DATOS DEL EJERCICIO:
◆ ◆ ◆ ◆ ◆ ◆ ◆

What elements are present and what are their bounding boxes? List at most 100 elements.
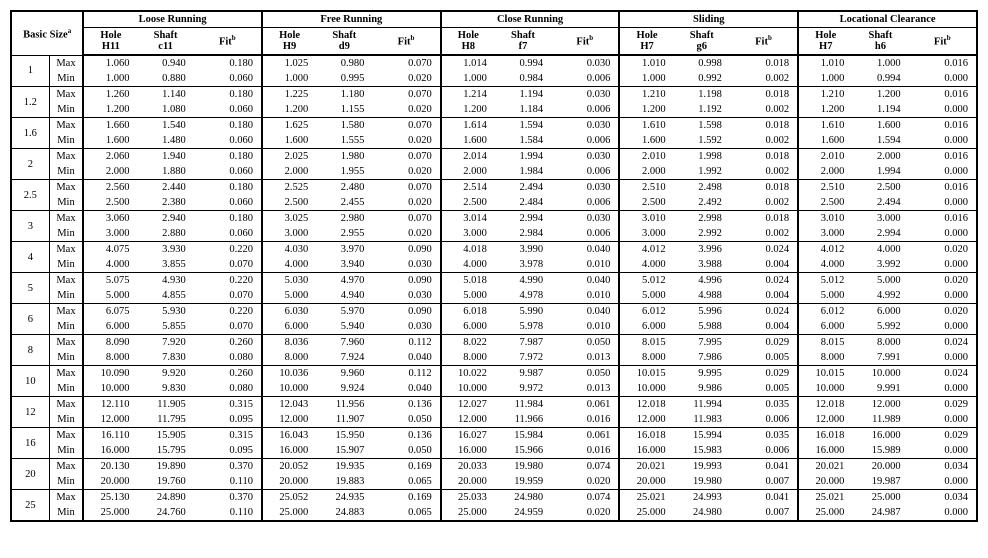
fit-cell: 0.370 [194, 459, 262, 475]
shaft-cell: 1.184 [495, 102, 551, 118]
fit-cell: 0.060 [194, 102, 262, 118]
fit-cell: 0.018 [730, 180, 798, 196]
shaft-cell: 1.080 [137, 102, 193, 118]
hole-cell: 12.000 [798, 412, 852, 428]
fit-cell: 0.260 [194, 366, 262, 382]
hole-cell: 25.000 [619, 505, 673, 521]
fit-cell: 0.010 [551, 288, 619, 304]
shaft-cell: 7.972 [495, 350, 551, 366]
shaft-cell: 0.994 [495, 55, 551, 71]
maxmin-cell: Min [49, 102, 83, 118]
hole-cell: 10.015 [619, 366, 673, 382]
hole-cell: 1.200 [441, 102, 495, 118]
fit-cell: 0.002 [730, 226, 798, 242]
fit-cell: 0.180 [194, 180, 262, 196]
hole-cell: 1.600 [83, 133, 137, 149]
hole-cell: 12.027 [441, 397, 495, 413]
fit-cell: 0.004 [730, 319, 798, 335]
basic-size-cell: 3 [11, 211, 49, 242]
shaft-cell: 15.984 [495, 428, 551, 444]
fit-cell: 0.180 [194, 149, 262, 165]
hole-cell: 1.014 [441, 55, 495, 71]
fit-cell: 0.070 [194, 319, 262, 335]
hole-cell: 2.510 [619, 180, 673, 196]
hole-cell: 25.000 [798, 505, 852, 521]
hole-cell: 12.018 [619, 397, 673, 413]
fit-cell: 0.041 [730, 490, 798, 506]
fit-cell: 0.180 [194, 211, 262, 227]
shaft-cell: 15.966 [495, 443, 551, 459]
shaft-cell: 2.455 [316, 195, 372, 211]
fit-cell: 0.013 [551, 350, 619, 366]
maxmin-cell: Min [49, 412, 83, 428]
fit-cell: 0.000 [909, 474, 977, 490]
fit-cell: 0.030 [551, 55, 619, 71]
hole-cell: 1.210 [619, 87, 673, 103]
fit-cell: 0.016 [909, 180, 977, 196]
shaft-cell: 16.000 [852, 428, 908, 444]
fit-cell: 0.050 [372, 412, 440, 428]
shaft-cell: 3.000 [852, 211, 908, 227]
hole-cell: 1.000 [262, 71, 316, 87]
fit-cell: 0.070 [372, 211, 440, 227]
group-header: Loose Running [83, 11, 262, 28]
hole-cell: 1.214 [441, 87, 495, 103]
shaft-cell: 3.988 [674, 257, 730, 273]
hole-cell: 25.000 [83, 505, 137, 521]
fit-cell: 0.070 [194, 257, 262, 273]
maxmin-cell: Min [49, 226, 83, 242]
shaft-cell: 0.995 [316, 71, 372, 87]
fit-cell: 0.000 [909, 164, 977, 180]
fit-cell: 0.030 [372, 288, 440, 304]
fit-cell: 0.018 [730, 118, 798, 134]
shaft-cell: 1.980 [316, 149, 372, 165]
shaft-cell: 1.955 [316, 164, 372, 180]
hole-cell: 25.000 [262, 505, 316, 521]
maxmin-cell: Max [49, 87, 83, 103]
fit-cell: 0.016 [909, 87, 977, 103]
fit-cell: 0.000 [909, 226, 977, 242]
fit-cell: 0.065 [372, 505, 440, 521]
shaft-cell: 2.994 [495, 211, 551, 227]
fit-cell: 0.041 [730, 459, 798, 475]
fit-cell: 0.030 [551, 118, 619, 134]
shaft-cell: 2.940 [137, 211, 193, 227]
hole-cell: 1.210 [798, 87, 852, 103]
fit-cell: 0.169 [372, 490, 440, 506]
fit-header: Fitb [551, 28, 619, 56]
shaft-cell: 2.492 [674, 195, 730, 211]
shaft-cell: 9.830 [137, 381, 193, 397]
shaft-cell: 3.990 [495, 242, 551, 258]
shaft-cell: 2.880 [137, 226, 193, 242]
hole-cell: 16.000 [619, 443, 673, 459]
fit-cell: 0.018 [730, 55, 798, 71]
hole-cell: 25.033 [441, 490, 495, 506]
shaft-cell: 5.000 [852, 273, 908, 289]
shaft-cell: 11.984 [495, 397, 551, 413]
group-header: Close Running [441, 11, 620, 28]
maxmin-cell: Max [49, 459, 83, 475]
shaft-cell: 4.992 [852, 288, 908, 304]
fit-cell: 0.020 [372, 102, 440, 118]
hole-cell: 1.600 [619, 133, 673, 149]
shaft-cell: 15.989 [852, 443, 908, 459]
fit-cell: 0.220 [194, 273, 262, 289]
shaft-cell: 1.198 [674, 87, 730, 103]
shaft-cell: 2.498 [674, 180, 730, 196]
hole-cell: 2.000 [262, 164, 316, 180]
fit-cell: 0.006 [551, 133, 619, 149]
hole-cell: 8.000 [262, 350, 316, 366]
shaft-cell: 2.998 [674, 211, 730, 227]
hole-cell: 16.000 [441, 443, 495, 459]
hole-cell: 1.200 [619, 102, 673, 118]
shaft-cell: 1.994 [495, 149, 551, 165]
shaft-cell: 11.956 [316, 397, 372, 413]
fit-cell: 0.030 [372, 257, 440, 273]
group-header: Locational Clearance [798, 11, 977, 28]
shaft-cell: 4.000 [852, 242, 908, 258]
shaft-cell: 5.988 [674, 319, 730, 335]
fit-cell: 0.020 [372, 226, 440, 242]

◆ ◆ ◆ ◆ ◆ ◆ ◆

OBJETIVO: Devuelve cada línea de los datos que contenga la palabra "maxmin", respetando mayúsculas y minúsculas.

RESPUESTA DEL EJERCICIO:
maxmin-cell: Min [49, 102, 83, 118]
maxmin-cell: Min [49, 412, 83, 428]
maxmin-cell: Min [49, 226, 83, 242]
maxmin-cell: Max [49, 87, 83, 103]
maxmin-cell: Max [49, 459, 83, 475]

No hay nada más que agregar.